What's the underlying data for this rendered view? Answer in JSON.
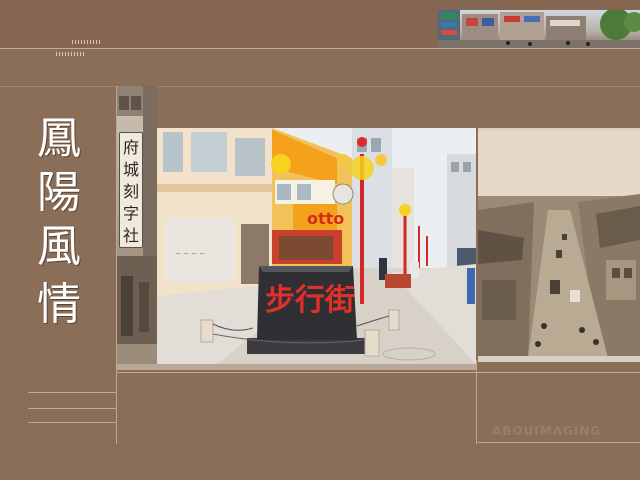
{
  "title": {
    "chars": [
      "鳳",
      "陽",
      "風",
      "情"
    ]
  },
  "signboard": {
    "chars": [
      "府",
      "城",
      "刻",
      "字",
      "社"
    ]
  },
  "street_sign": {
    "text": "步行街"
  },
  "shop_sign": {
    "text": "otto"
  },
  "watermark": {
    "text": "ABOUIMAGING"
  },
  "colors": {
    "background": "#8b6e58",
    "title_text": "#ffffff",
    "sign_text": "#e0302a",
    "storefront_orange": "#f4a21c"
  }
}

***

Exercise directions: Pictures don't belong in the copy. Restate all the entries exactly.

Answer to the exercise:
What's the underlying data for this rendered view? Answer in JSON.
{
  "title": {
    "chars": [
      "鳳",
      "陽",
      "風",
      "情"
    ]
  },
  "signboard": {
    "chars": [
      "府",
      "城",
      "刻",
      "字",
      "社"
    ]
  },
  "street_sign": {
    "text": "步行街"
  },
  "shop_sign": {
    "text": "otto"
  },
  "watermark": {
    "text": "ABOUIMAGING"
  },
  "colors": {
    "background": "#8b6e58",
    "title_text": "#ffffff",
    "sign_text": "#e0302a",
    "storefront_orange": "#f4a21c"
  }
}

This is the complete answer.